** Start RECORDED DATA **

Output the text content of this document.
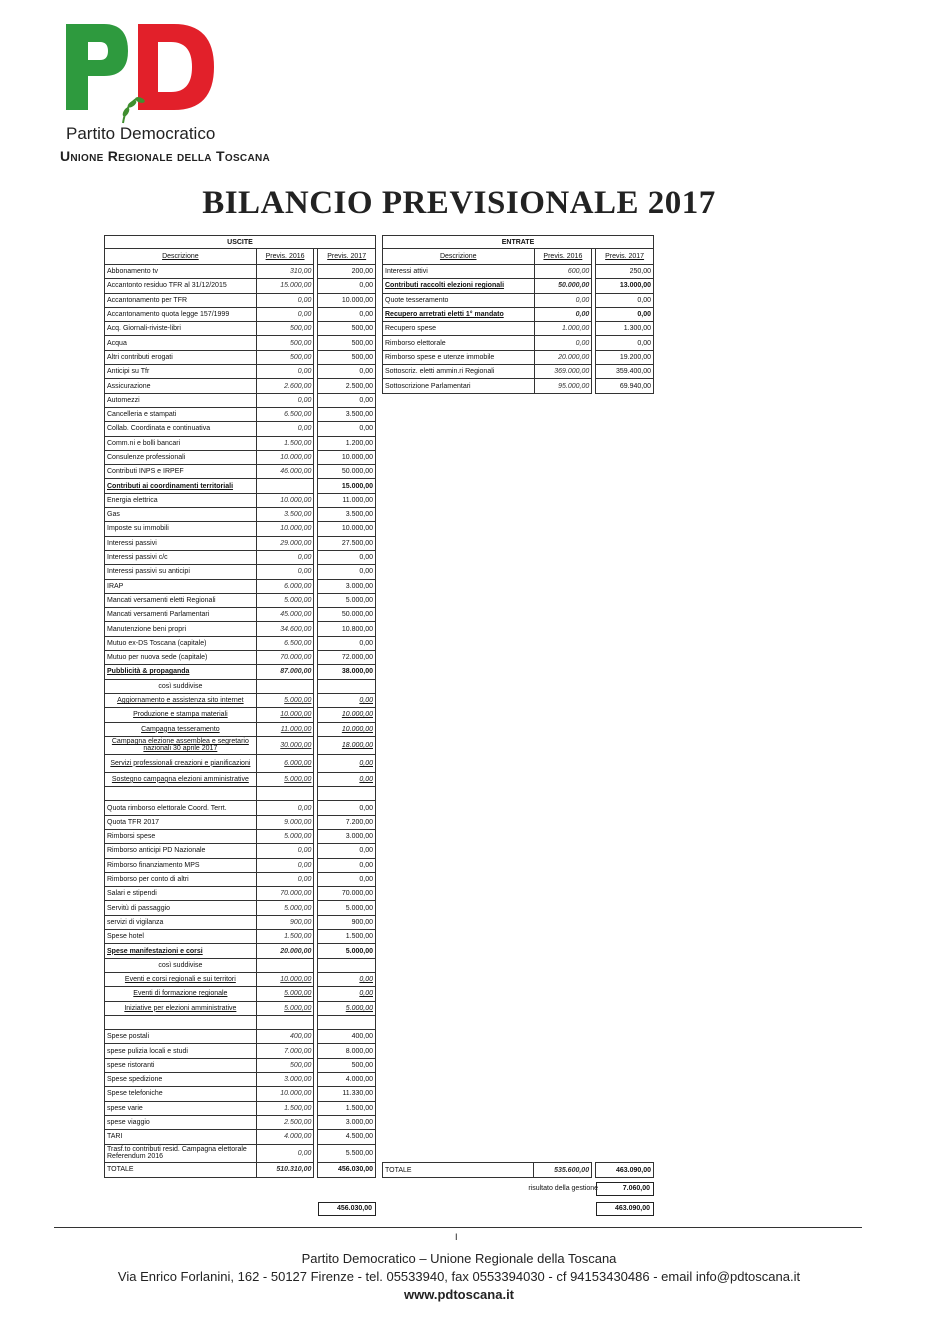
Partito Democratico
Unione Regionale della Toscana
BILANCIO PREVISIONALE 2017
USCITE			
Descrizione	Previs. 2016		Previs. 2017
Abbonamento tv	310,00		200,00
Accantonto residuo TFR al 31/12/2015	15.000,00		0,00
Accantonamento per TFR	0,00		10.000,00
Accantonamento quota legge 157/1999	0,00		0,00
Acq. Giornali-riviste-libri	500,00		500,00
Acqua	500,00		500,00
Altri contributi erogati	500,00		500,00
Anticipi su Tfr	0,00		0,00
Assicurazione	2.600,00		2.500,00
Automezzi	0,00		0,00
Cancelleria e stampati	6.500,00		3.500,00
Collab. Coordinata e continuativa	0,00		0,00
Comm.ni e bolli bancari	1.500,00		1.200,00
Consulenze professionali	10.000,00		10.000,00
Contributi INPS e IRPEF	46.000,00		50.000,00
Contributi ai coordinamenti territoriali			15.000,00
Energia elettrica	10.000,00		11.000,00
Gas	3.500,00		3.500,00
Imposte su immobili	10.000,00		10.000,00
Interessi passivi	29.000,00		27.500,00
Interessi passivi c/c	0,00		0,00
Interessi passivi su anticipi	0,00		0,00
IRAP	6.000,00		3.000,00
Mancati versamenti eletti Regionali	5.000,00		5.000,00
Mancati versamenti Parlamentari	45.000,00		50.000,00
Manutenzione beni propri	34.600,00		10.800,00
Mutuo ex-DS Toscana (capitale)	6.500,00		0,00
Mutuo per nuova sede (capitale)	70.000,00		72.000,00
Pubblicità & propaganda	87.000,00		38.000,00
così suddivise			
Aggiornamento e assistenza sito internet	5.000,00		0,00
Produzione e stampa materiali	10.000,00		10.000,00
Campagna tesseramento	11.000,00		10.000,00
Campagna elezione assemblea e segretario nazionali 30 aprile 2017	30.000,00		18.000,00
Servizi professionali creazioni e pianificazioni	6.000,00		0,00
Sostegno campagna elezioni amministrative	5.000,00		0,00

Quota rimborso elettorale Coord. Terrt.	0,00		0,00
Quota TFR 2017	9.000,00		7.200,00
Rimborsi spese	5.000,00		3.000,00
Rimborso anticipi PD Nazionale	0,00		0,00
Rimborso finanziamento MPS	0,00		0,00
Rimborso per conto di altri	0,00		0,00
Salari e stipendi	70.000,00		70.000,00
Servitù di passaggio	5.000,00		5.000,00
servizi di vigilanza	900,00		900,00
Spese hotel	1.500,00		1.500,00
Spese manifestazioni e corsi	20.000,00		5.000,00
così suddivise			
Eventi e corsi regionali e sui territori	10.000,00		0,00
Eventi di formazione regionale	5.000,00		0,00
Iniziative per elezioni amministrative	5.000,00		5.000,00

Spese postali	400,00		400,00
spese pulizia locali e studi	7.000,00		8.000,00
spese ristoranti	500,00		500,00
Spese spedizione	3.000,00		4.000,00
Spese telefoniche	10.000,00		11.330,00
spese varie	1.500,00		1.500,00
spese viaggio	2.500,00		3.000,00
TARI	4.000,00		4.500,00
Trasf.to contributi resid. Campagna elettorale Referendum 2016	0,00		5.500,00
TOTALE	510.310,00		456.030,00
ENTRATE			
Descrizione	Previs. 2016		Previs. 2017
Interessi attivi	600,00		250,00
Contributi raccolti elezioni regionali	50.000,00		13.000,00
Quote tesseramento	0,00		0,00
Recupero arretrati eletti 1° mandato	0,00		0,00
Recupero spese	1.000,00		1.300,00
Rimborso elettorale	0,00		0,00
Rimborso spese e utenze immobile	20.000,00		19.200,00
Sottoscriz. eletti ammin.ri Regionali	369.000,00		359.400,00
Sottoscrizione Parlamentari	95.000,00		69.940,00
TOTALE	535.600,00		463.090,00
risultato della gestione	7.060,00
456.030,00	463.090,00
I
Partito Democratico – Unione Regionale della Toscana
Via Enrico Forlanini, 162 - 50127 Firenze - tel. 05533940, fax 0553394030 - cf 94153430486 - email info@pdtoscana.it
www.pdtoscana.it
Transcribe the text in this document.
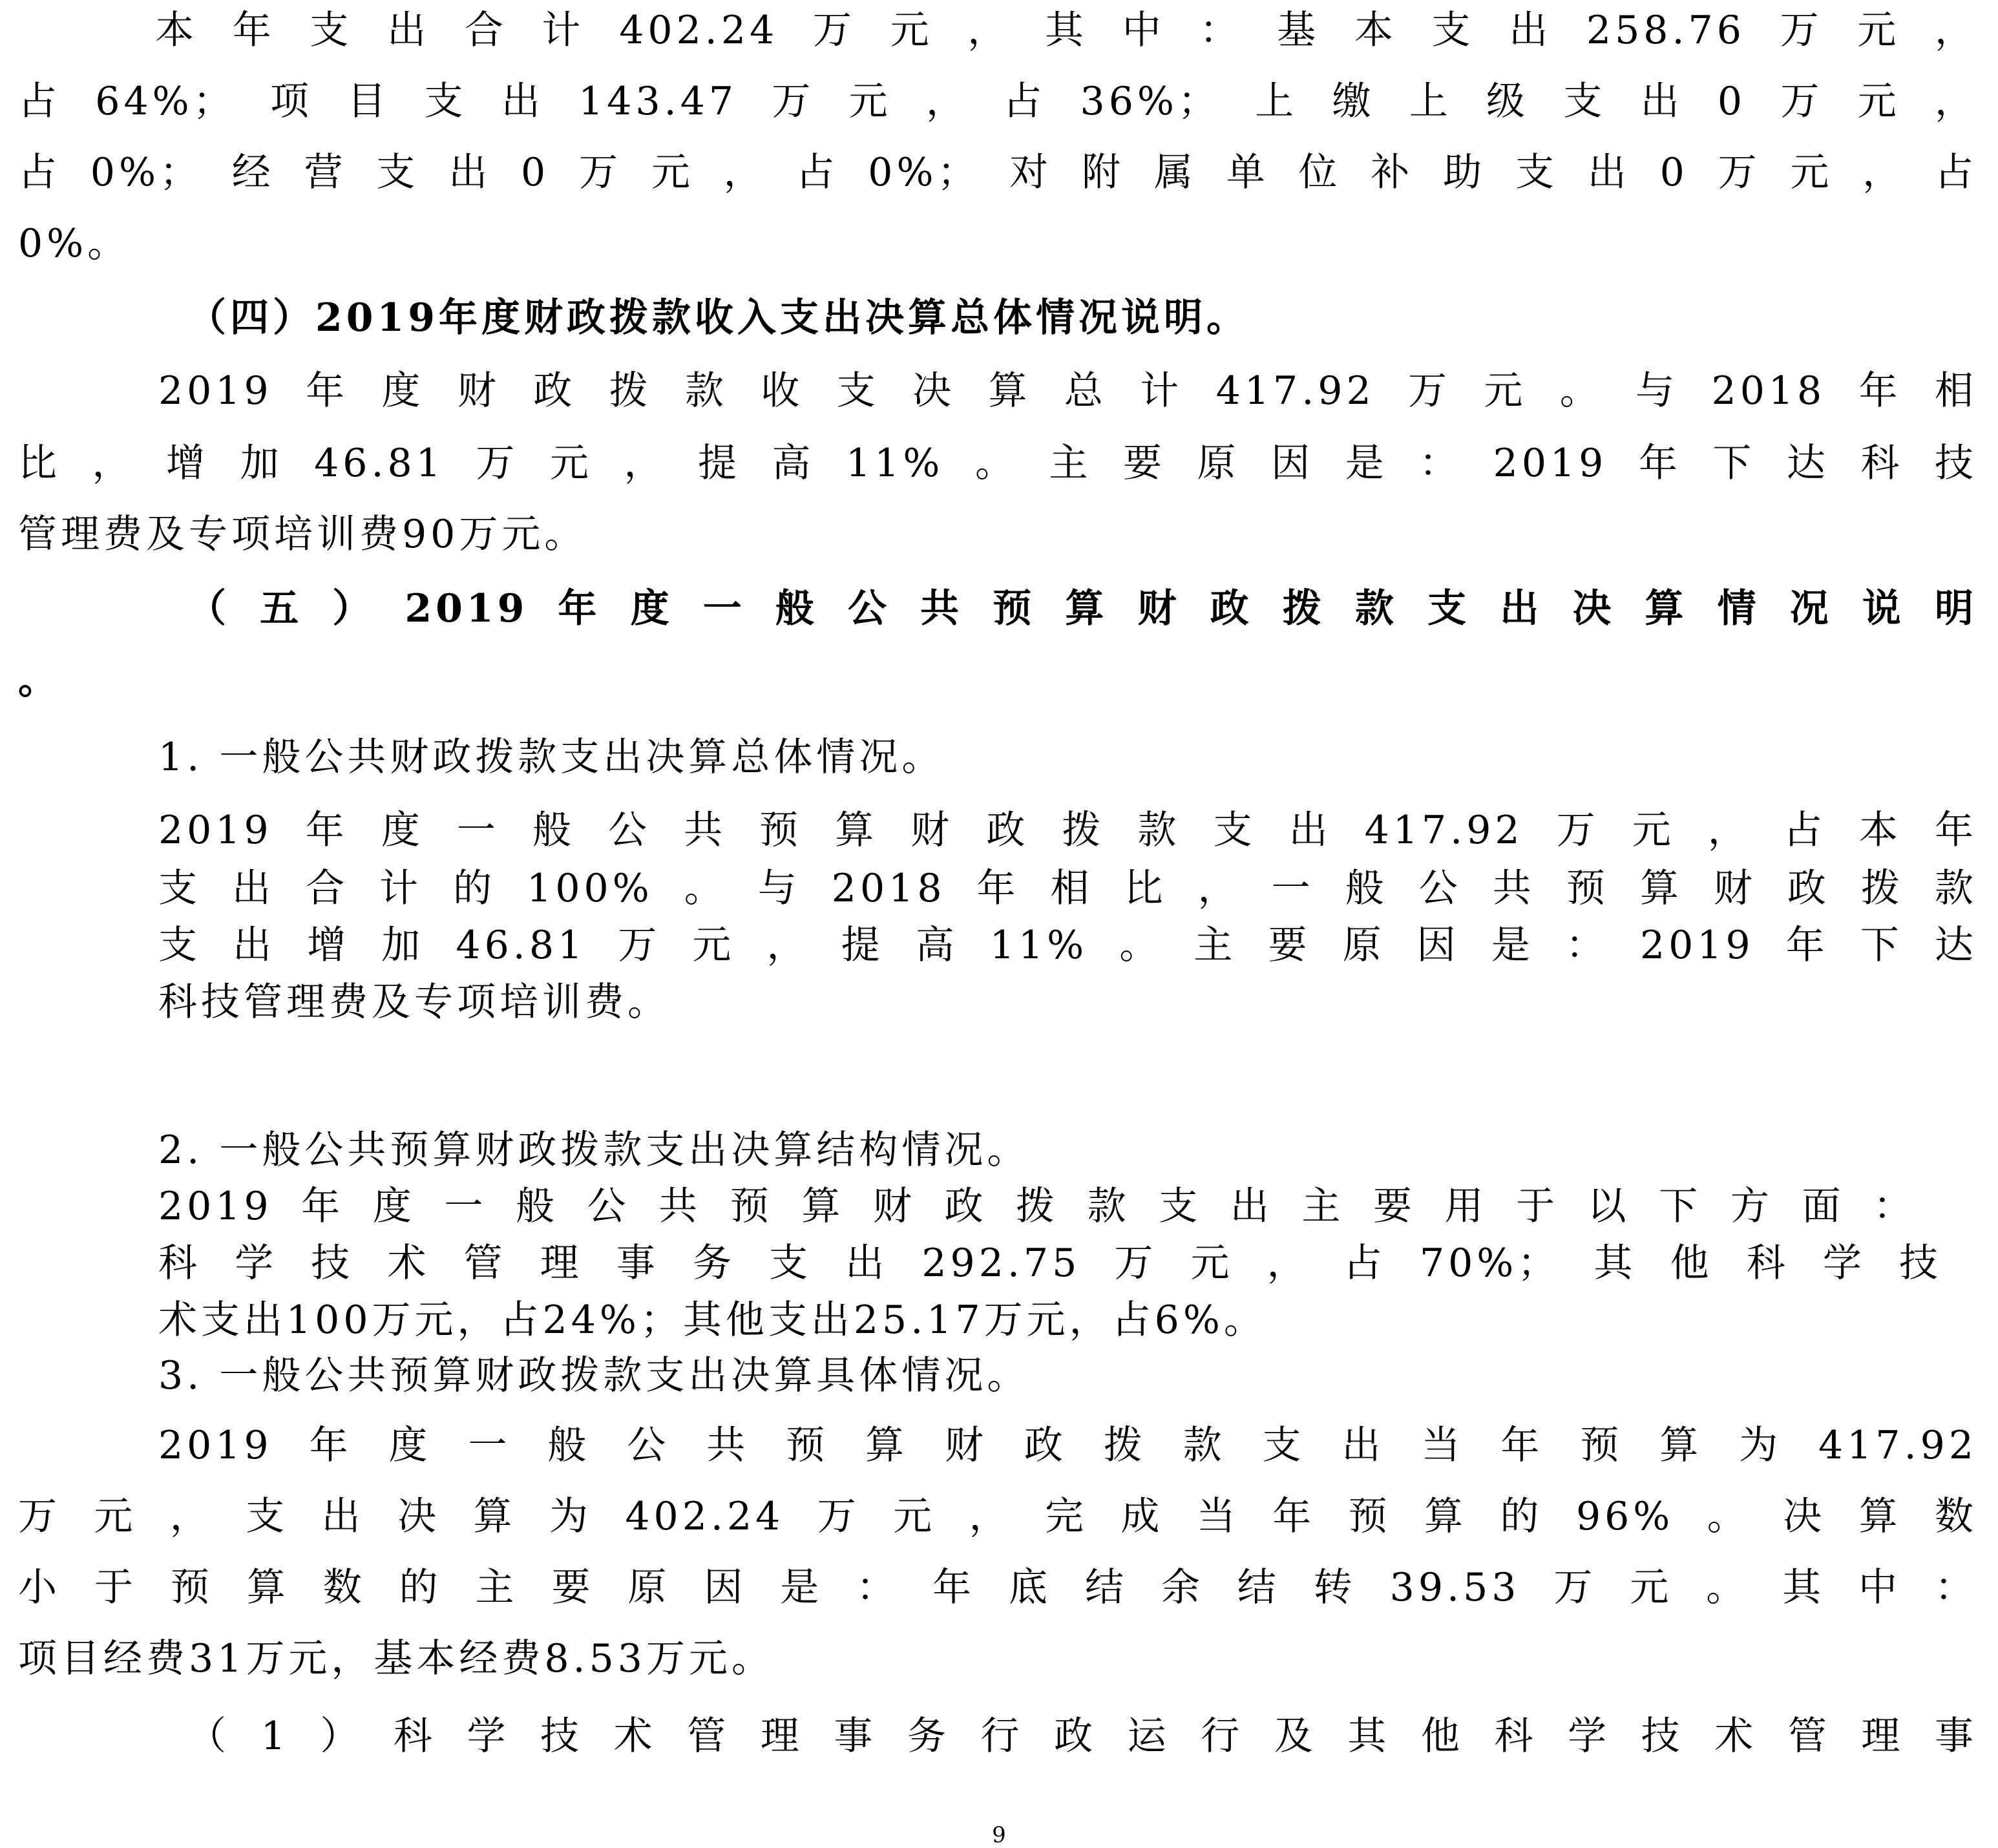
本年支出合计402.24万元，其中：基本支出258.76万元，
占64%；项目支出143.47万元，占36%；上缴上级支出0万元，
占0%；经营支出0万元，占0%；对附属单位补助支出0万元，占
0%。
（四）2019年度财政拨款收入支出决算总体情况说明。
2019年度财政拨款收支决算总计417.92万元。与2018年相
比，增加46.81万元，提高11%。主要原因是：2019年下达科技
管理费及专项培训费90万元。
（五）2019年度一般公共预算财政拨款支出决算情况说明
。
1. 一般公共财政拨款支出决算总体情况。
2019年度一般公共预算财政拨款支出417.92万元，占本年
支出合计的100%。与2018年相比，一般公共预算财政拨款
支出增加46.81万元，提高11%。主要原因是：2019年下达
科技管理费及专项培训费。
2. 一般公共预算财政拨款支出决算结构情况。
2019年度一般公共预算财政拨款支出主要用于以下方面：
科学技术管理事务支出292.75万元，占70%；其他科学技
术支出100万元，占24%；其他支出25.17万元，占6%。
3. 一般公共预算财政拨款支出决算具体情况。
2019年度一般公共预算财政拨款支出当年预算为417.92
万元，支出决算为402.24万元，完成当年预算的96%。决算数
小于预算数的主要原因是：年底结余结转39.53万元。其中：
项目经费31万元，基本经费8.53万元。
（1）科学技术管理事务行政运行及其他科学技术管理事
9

** End RECORDED DATA **

▸ INSTRUCTIONS TO FOLLOW
Copy the lines starting at the line that contains "Transcribe the text in this document." and running to the final line of the entries, inclusive; omit all pictures.

▸ ANSWER IN FULL
Transcribe the text in this document.
本年支出合计402.24万元，其中：基本支出258.76万元，
占64%；项目支出143.47万元，占36%；上缴上级支出0万元，
占0%；经营支出0万元，占0%；对附属单位补助支出0万元，占
0%。
（四）2019年度财政拨款收入支出决算总体情况说明。
2019年度财政拨款收支决算总计417.92万元。与2018年相
比，增加46.81万元，提高11%。主要原因是：2019年下达科技
管理费及专项培训费90万元。
（五）2019年度一般公共预算财政拨款支出决算情况说明
。
1. 一般公共财政拨款支出决算总体情况。
2019年度一般公共预算财政拨款支出417.92万元，占本年
支出合计的100%。与2018年相比，一般公共预算财政拨款
支出增加46.81万元，提高11%。主要原因是：2019年下达
科技管理费及专项培训费。
2. 一般公共预算财政拨款支出决算结构情况。
2019年度一般公共预算财政拨款支出主要用于以下方面：
科学技术管理事务支出292.75万元，占70%；其他科学技
术支出100万元，占24%；其他支出25.17万元，占6%。
3. 一般公共预算财政拨款支出决算具体情况。
2019年度一般公共预算财政拨款支出当年预算为417.92
万元，支出决算为402.24万元，完成当年预算的96%。决算数
小于预算数的主要原因是：年底结余结转39.53万元。其中：
项目经费31万元，基本经费8.53万元。
（1）科学技术管理事务行政运行及其他科学技术管理事
9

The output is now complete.